**Aim:** Wherever the string "Malaysian" occurs in a line of these records, report that line.

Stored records
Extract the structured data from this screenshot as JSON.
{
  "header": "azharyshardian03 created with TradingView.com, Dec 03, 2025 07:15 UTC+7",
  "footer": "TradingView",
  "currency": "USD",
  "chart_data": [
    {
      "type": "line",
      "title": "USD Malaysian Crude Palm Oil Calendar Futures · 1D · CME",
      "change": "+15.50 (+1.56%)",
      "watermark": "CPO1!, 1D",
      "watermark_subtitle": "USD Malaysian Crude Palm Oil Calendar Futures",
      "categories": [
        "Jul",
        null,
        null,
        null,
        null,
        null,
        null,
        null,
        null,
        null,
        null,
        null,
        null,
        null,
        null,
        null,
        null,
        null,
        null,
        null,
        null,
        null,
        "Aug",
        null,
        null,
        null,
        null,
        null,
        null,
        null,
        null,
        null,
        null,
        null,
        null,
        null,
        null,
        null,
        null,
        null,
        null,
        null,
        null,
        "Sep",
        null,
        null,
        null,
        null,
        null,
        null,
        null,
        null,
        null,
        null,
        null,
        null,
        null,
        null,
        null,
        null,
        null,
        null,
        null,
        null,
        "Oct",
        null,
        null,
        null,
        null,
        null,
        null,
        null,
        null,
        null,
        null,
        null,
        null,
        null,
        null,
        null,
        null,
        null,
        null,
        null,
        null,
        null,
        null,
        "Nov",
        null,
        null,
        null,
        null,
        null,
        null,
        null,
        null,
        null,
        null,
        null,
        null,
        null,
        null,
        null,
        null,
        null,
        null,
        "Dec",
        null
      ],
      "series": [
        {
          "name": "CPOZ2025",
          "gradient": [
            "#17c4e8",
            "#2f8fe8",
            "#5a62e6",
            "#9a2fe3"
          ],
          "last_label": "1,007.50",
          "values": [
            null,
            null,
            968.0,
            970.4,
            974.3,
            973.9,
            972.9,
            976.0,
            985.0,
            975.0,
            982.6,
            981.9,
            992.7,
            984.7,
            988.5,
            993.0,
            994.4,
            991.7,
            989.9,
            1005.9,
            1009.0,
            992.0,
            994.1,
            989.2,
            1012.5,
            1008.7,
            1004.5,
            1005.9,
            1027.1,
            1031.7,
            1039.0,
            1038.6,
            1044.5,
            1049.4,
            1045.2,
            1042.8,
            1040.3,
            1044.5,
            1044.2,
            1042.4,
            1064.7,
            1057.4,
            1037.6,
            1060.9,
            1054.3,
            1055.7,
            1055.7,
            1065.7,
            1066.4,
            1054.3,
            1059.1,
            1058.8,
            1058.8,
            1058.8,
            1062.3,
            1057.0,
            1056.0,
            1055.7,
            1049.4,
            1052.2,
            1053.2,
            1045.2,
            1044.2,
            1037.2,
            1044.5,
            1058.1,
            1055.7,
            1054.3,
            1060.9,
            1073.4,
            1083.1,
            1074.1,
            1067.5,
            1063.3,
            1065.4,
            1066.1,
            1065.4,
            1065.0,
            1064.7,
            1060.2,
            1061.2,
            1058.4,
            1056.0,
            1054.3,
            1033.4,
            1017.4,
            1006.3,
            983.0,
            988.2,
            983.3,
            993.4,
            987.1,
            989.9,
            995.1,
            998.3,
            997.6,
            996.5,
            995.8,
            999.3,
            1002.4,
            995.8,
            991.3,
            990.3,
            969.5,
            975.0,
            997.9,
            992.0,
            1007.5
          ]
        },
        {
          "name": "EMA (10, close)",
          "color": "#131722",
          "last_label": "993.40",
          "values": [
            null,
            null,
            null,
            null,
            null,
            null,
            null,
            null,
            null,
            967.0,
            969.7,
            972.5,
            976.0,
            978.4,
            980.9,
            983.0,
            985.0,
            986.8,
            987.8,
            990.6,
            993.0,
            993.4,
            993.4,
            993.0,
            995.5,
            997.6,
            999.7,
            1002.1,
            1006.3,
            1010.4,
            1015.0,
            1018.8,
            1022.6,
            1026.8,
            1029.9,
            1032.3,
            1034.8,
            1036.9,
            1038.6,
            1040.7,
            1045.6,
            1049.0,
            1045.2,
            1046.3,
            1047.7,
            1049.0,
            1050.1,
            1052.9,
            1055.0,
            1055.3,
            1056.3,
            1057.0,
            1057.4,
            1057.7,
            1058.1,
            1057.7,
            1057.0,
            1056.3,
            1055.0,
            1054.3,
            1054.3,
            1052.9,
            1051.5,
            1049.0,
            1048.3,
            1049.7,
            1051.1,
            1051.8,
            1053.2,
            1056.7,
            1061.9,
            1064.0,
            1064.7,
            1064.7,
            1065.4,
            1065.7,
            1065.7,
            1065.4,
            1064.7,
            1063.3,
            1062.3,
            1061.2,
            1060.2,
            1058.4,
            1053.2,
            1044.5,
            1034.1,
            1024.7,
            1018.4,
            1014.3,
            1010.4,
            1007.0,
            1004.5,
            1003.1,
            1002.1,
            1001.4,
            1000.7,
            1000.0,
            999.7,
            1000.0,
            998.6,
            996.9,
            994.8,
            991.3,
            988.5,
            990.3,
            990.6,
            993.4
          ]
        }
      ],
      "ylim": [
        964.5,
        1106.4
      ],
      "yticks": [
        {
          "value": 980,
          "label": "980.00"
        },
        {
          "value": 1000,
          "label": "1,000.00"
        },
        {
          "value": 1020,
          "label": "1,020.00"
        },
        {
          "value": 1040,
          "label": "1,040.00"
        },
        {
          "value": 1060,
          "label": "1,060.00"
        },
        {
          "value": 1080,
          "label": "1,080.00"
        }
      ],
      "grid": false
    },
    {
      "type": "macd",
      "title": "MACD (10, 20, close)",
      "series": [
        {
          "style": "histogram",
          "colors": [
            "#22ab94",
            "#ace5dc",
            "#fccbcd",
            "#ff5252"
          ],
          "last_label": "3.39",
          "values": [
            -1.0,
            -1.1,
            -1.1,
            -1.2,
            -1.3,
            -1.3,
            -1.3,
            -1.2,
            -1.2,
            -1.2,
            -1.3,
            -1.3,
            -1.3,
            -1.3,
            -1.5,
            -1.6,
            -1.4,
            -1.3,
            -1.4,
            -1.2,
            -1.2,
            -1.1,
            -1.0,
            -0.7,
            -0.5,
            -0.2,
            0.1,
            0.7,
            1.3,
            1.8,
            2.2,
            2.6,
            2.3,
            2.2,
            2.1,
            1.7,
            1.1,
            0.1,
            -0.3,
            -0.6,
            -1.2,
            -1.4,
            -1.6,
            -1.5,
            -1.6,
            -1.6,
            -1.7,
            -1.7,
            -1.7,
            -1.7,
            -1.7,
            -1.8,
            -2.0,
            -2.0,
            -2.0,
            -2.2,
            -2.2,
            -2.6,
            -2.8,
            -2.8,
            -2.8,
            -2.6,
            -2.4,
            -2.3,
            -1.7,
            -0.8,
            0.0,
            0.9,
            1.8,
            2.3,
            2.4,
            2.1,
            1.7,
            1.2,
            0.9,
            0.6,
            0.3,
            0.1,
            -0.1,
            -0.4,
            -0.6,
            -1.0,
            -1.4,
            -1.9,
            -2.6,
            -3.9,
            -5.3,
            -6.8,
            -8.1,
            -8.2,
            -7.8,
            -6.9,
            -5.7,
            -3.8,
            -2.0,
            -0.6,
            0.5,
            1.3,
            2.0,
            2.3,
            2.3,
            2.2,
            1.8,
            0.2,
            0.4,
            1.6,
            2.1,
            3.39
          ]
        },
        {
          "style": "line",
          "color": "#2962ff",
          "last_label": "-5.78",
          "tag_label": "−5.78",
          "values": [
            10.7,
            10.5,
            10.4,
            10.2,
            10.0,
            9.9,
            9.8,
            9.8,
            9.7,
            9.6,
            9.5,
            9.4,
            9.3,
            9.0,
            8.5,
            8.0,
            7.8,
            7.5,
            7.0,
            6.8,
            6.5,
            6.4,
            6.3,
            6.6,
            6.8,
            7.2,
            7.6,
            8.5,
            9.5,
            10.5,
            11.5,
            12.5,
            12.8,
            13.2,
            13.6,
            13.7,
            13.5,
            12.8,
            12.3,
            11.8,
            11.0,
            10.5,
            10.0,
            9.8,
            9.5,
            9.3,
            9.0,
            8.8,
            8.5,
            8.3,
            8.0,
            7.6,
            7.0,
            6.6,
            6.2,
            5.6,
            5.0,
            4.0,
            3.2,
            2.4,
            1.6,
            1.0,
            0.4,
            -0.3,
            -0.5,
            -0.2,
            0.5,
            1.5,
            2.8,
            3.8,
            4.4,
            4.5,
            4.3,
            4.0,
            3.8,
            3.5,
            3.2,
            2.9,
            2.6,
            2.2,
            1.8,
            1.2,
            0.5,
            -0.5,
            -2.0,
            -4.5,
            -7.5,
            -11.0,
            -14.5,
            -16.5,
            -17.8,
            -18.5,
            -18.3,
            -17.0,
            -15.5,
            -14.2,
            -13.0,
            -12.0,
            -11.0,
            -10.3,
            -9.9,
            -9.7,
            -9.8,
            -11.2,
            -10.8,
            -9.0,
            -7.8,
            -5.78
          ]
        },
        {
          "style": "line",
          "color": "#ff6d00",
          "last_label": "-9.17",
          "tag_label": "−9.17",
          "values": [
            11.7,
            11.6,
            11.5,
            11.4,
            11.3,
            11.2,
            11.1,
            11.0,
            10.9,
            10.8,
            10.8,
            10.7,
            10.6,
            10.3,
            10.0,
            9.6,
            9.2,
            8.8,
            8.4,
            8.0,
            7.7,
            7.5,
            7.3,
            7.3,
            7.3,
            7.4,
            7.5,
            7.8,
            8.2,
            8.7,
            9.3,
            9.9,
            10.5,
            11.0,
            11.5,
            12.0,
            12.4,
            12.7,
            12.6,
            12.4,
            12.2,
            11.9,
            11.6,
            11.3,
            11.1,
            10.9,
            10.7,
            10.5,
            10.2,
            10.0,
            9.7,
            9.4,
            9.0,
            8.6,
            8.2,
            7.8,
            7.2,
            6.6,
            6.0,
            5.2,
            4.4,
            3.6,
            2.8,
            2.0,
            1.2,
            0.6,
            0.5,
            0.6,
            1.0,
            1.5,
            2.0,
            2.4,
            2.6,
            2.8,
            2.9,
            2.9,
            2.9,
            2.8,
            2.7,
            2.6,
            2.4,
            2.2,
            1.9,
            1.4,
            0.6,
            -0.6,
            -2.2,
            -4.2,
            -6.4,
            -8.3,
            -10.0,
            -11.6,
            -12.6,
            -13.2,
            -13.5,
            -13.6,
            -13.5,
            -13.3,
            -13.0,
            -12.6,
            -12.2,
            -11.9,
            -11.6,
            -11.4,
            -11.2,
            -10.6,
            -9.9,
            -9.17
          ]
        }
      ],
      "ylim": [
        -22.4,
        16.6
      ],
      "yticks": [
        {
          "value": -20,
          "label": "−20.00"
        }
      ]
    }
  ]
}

**Solution for this problem:**
      "title": "USD Malaysian Crude Palm Oil Calendar Futures · 1D · CME",
      "watermark_subtitle": "USD Malaysian Crude Palm Oil Calendar Futures",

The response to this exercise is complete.